Figure data in JSON

>>>

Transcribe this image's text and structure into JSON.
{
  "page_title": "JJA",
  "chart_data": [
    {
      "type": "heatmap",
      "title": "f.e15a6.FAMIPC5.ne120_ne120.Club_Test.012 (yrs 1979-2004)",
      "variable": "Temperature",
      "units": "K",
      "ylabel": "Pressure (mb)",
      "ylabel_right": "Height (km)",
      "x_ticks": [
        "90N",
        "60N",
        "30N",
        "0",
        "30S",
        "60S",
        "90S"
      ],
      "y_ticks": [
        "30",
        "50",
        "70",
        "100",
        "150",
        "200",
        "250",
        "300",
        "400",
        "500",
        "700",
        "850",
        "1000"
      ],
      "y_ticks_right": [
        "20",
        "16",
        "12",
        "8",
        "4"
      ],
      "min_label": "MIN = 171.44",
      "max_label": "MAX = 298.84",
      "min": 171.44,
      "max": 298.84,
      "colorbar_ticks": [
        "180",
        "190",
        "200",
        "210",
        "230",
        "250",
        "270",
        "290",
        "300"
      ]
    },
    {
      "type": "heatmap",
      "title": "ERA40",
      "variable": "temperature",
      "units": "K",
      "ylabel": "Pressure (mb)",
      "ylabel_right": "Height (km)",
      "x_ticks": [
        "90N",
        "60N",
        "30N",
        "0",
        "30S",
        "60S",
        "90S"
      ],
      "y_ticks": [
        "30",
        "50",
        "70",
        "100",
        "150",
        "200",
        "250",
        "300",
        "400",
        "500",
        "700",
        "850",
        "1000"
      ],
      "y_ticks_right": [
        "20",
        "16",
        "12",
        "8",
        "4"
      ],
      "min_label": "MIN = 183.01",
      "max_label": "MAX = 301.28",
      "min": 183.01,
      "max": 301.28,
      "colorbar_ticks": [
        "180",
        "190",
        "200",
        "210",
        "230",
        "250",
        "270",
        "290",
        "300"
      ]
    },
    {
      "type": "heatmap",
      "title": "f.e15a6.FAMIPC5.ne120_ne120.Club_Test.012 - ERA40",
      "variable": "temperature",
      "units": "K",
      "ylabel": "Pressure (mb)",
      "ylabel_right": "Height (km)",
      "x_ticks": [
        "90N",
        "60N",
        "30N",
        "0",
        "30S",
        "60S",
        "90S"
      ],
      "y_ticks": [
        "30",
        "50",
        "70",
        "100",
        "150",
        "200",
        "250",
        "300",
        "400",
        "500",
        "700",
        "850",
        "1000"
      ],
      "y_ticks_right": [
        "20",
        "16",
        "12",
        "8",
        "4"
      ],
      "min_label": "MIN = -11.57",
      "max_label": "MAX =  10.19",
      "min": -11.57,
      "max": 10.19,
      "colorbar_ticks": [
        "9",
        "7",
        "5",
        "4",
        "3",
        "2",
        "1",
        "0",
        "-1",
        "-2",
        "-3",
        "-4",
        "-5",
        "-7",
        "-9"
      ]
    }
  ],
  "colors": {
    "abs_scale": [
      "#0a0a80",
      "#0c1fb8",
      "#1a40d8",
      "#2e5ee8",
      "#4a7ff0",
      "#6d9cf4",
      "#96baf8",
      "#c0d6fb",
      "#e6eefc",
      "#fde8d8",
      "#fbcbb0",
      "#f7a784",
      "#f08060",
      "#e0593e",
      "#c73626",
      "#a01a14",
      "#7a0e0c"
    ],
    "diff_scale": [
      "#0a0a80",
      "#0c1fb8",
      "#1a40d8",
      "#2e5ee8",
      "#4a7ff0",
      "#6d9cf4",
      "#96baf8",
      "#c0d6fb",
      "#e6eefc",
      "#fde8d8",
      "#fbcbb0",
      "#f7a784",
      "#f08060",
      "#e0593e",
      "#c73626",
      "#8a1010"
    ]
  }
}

<<<

EXERCISE AIM
Give back all the records exactly as they stand.

EXERCISE RESULT
Transcribe this image's text and structure into JSON.
{
  "page_title": "JJA",
  "chart_data": [
    {
      "type": "heatmap",
      "title": "f.e15a6.FAMIPC5.ne120_ne120.Club_Test.012 (yrs 1979-2004)",
      "variable": "Temperature",
      "units": "K",
      "ylabel": "Pressure (mb)",
      "ylabel_right": "Height (km)",
      "x_ticks": [
        "90N",
        "60N",
        "30N",
        "0",
        "30S",
        "60S",
        "90S"
      ],
      "y_ticks": [
        "30",
        "50",
        "70",
        "100",
        "150",
        "200",
        "250",
        "300",
        "400",
        "500",
        "700",
        "850",
        "1000"
      ],
      "y_ticks_right": [
        "20",
        "16",
        "12",
        "8",
        "4"
      ],
      "min_label": "MIN = 171.44",
      "max_label": "MAX = 298.84",
      "min": 171.44,
      "max": 298.84,
      "colorbar_ticks": [
        "180",
        "190",
        "200",
        "210",
        "230",
        "250",
        "270",
        "290",
        "300"
      ]
    },
    {
      "type": "heatmap",
      "title": "ERA40",
      "variable": "temperature",
      "units": "K",
      "ylabel": "Pressure (mb)",
      "ylabel_right": "Height (km)",
      "x_ticks": [
        "90N",
        "60N",
        "30N",
        "0",
        "30S",
        "60S",
        "90S"
      ],
      "y_ticks": [
        "30",
        "50",
        "70",
        "100",
        "150",
        "200",
        "250",
        "300",
        "400",
        "500",
        "700",
        "850",
        "1000"
      ],
      "y_ticks_right": [
        "20",
        "16",
        "12",
        "8",
        "4"
      ],
      "min_label": "MIN = 183.01",
      "max_label": "MAX = 301.28",
      "min": 183.01,
      "max": 301.28,
      "colorbar_ticks": [
        "180",
        "190",
        "200",
        "210",
        "230",
        "250",
        "270",
        "290",
        "300"
      ]
    },
    {
      "type": "heatmap",
      "title": "f.e15a6.FAMIPC5.ne120_ne120.Club_Test.012 - ERA40",
      "variable": "temperature",
      "units": "K",
      "ylabel": "Pressure (mb)",
      "ylabel_right": "Height (km)",
      "x_ticks": [
        "90N",
        "60N",
        "30N",
        "0",
        "30S",
        "60S",
        "90S"
      ],
      "y_ticks": [
        "30",
        "50",
        "70",
        "100",
        "150",
        "200",
        "250",
        "300",
        "400",
        "500",
        "700",
        "850",
        "1000"
      ],
      "y_ticks_right": [
        "20",
        "16",
        "12",
        "8",
        "4"
      ],
      "min_label": "MIN = -11.57",
      "max_label": "MAX =  10.19",
      "min": -11.57,
      "max": 10.19,
      "colorbar_ticks": [
        "9",
        "7",
        "5",
        "4",
        "3",
        "2",
        "1",
        "0",
        "-1",
        "-2",
        "-3",
        "-4",
        "-5",
        "-7",
        "-9"
      ]
    }
  ],
  "colors": {
    "abs_scale": [
      "#0a0a80",
      "#0c1fb8",
      "#1a40d8",
      "#2e5ee8",
      "#4a7ff0",
      "#6d9cf4",
      "#96baf8",
      "#c0d6fb",
      "#e6eefc",
      "#fde8d8",
      "#fbcbb0",
      "#f7a784",
      "#f08060",
      "#e0593e",
      "#c73626",
      "#a01a14",
      "#7a0e0c"
    ],
    "diff_scale": [
      "#0a0a80",
      "#0c1fb8",
      "#1a40d8",
      "#2e5ee8",
      "#4a7ff0",
      "#6d9cf4",
      "#96baf8",
      "#c0d6fb",
      "#e6eefc",
      "#fde8d8",
      "#fbcbb0",
      "#f7a784",
      "#f08060",
      "#e0593e",
      "#c73626",
      "#8a1010"
    ]
  }
}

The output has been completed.